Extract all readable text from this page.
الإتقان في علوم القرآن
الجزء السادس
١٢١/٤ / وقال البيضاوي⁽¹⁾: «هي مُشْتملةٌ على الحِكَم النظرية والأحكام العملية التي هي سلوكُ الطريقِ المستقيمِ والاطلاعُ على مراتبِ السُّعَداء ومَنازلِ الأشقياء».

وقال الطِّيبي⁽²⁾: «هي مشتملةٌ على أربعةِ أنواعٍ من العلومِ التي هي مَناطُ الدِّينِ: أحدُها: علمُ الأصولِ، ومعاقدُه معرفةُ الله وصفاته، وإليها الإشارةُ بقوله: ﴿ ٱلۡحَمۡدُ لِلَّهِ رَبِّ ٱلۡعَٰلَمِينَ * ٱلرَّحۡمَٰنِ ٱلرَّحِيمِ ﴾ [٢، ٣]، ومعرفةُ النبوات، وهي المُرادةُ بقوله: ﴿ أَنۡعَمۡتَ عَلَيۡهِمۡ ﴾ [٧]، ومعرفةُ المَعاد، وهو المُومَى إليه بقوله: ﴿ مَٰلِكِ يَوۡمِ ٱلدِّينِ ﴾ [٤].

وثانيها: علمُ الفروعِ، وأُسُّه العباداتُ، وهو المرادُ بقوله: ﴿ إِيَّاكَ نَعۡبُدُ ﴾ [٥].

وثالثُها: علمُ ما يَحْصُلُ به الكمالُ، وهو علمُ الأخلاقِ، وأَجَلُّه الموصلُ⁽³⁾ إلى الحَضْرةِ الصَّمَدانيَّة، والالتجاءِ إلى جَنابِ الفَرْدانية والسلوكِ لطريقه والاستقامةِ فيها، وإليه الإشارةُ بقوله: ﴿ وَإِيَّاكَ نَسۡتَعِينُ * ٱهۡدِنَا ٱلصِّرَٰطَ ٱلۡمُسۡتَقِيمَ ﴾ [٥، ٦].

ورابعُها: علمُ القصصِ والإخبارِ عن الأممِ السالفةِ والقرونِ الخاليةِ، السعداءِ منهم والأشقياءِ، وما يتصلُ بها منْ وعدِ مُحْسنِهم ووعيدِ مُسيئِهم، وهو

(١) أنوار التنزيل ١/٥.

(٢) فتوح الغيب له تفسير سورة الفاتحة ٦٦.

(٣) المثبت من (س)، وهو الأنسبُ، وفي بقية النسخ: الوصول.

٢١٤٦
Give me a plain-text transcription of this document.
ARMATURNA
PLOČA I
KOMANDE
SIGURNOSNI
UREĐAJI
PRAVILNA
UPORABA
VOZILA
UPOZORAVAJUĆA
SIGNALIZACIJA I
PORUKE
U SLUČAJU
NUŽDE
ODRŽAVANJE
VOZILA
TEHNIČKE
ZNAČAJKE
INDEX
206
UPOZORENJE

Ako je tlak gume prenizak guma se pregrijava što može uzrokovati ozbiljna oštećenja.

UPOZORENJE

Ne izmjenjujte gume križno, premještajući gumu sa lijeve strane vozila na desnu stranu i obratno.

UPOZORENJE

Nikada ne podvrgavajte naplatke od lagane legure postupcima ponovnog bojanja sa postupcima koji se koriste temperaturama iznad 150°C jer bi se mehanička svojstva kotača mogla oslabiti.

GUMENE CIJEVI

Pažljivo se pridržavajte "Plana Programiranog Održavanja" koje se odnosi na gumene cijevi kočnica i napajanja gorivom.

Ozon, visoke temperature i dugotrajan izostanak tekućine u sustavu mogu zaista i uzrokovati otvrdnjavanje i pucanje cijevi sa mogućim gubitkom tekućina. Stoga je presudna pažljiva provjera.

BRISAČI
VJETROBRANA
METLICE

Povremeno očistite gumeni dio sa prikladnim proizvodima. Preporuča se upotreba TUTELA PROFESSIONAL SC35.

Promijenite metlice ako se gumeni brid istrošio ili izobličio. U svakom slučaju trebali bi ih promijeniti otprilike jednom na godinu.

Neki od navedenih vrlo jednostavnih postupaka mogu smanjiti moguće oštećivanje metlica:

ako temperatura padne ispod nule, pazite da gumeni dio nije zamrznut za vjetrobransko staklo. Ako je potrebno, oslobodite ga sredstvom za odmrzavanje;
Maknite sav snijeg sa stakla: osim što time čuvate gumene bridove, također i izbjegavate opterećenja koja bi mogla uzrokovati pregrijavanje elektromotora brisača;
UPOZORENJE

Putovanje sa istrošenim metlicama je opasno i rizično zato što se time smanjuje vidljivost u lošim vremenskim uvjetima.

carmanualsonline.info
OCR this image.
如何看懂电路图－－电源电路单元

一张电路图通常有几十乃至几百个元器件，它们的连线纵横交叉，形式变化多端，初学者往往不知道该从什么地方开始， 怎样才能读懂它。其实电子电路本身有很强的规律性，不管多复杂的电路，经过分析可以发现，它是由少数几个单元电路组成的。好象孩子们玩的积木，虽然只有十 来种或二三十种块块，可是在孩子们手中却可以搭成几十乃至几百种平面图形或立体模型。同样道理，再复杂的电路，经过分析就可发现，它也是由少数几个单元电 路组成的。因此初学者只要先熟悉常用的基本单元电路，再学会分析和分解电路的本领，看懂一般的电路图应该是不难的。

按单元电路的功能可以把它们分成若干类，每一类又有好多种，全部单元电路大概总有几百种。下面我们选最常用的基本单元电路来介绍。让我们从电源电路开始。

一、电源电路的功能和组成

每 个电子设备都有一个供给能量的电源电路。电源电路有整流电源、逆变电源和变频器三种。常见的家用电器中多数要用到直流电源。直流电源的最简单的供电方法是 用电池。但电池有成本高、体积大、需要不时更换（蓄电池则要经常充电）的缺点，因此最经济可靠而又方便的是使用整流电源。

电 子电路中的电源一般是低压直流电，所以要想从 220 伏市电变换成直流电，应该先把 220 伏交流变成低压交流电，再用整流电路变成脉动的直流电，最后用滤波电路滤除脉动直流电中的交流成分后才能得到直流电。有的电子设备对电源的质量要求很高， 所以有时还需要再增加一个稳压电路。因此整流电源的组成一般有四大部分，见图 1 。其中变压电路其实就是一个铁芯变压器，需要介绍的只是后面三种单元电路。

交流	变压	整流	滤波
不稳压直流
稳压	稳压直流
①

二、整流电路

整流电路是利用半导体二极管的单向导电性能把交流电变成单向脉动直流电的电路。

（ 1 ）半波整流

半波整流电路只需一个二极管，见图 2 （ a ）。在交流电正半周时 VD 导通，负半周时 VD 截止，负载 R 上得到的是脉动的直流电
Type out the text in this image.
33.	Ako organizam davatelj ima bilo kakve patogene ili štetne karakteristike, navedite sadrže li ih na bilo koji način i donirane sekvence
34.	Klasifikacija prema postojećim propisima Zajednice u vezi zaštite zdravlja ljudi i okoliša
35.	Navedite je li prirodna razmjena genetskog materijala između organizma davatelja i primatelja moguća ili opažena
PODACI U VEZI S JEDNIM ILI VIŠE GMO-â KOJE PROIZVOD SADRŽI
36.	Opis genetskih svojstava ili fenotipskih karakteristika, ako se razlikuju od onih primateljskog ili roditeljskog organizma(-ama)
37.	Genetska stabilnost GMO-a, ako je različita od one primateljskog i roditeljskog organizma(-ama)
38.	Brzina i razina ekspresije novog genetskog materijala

● The task:
Pick out each line in the material containing "mogla".

● Full response:
Nikada ne podvrgavajte naplatke od lagane legure postupcima ponovnog bojanja sa postupcima koji se koriste temperaturama iznad 150°C jer bi se mehanička svojstva kotača mogla oslabiti.
Maknite sav snijeg sa stakla: osim što time čuvate gumene bridove, također i izbjegavate opterećenja koja bi mogla uzrokovati pregrijavanje elektromotora brisača;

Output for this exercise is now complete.